- _To do_:
State only the number of lines that contain the string "document".

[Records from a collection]
§ §
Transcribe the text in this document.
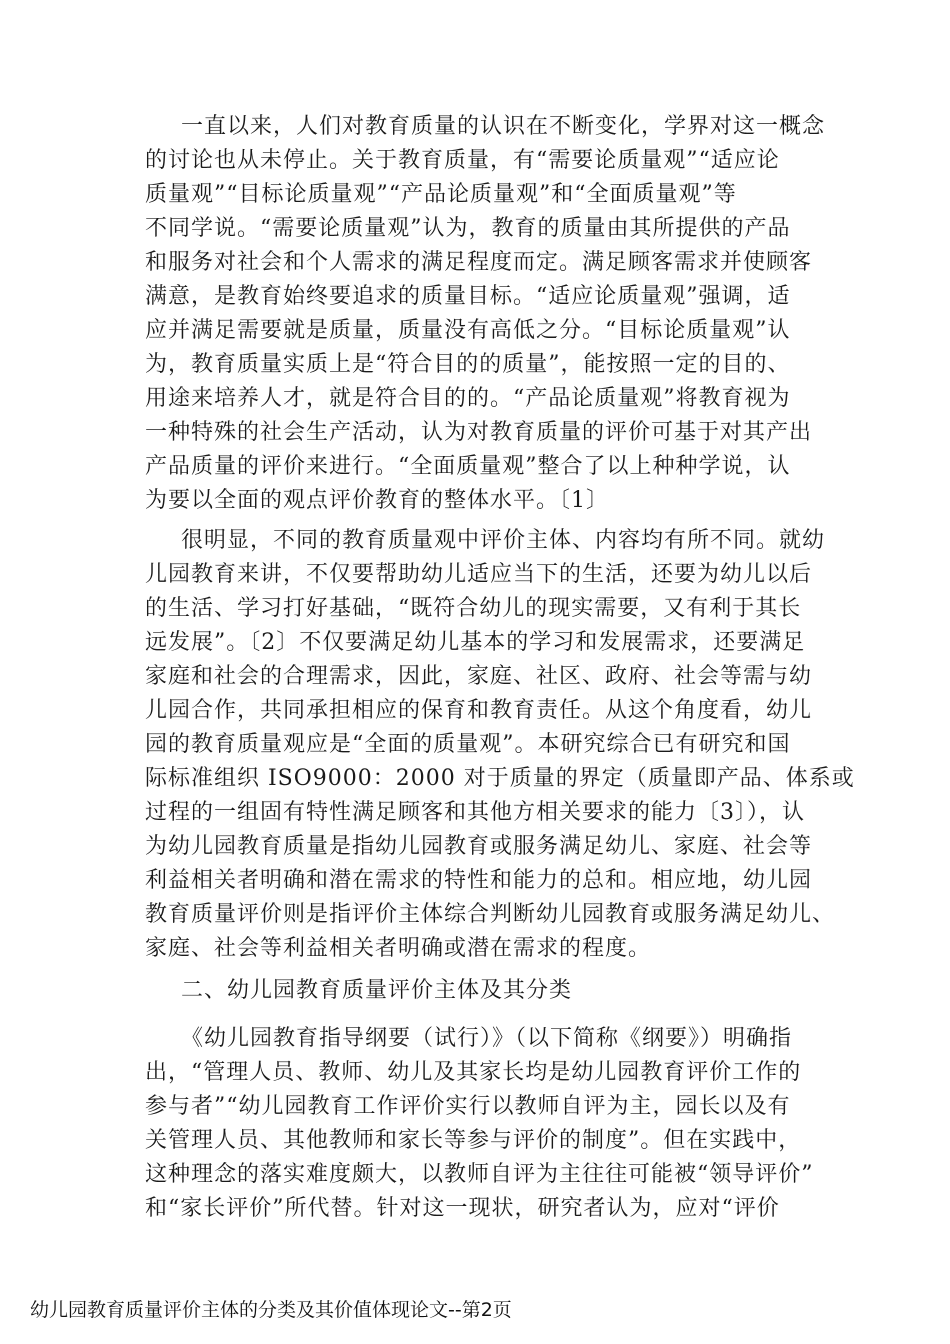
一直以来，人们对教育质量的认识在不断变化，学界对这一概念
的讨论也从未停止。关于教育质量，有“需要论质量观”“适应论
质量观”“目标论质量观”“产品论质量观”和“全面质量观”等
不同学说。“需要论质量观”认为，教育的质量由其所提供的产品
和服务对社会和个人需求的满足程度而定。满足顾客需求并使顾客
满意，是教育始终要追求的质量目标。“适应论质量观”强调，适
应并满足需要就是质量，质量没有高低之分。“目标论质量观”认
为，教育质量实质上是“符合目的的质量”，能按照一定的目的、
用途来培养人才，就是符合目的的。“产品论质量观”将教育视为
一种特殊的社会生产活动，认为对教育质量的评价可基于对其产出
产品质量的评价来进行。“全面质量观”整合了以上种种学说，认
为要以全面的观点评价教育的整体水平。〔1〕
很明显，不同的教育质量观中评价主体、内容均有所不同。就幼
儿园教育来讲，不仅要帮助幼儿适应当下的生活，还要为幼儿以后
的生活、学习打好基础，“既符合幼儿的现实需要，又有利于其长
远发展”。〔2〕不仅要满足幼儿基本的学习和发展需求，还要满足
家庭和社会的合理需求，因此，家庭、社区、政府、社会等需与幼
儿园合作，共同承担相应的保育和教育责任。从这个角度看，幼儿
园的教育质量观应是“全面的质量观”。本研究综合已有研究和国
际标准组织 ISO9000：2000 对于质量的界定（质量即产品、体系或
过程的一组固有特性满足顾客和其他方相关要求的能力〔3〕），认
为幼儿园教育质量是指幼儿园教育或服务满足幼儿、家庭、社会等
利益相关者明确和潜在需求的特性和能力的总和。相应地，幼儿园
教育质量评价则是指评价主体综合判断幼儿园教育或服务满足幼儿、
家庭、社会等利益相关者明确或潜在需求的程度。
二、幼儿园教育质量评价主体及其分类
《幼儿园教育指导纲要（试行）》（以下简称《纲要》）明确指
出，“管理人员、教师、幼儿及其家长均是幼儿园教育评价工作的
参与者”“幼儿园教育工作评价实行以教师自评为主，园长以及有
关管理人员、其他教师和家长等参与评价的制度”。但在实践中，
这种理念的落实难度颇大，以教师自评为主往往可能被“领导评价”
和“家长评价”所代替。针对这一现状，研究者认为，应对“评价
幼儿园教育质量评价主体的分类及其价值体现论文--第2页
§ §
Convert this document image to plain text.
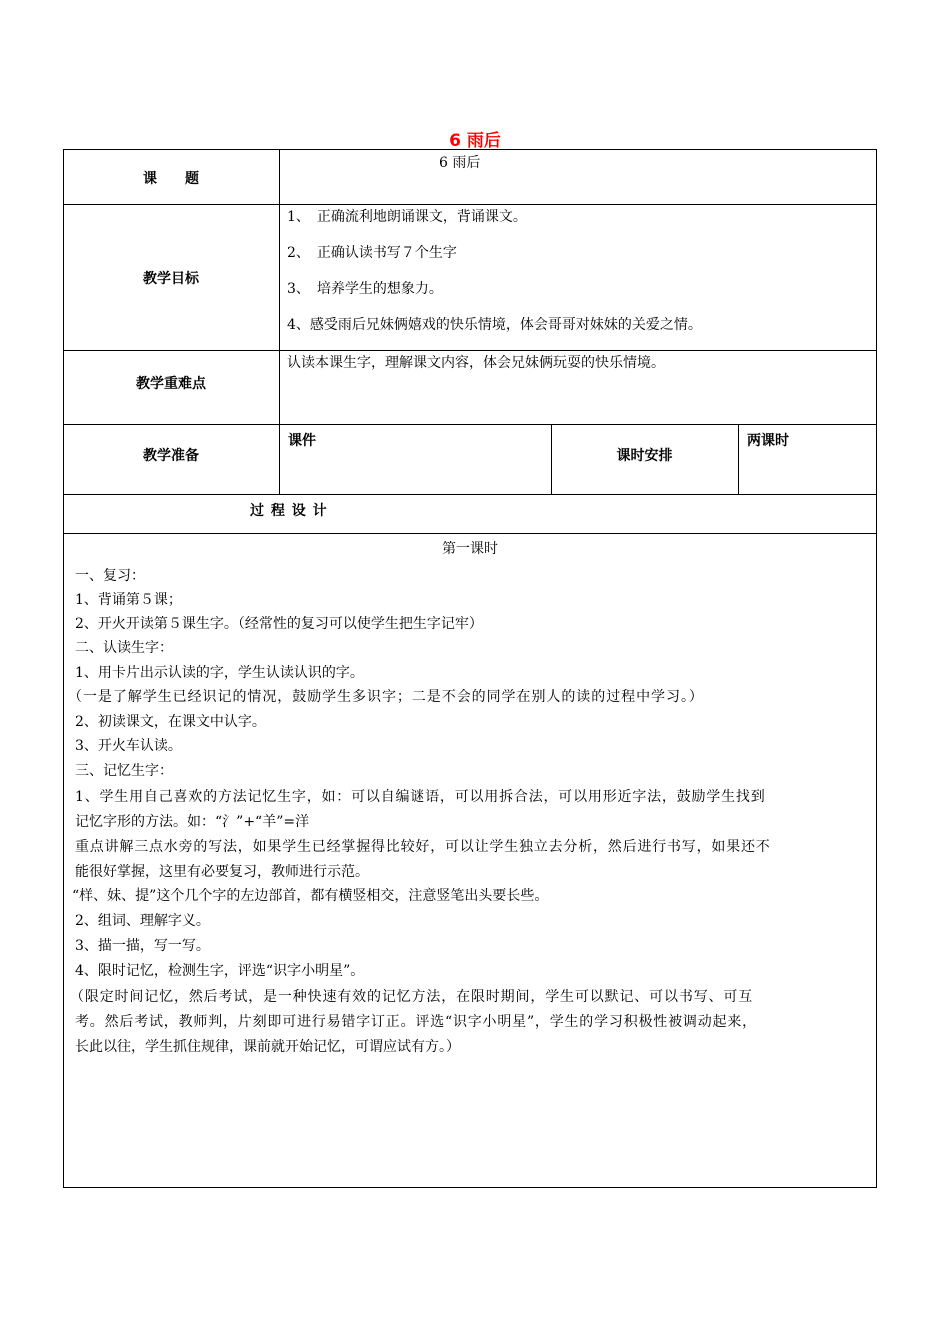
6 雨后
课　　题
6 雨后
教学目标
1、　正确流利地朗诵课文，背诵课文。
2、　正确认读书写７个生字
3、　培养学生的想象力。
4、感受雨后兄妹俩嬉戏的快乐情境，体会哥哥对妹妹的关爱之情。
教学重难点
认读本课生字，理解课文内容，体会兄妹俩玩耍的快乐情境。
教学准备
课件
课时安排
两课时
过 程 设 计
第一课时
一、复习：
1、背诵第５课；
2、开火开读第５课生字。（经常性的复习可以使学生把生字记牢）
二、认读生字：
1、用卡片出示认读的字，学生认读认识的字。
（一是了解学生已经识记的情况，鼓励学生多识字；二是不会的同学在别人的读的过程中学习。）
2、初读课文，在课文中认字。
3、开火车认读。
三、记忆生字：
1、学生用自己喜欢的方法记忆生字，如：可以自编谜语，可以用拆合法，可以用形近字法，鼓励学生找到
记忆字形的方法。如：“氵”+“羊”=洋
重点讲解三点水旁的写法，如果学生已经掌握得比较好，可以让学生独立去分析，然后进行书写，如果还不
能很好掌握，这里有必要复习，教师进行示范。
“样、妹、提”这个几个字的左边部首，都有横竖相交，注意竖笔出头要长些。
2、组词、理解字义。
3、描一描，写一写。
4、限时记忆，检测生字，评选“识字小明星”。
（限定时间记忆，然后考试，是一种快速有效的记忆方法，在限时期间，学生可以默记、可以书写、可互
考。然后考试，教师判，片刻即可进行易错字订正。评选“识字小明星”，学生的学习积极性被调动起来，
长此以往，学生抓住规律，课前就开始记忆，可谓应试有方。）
§ §
- _Response below_:
2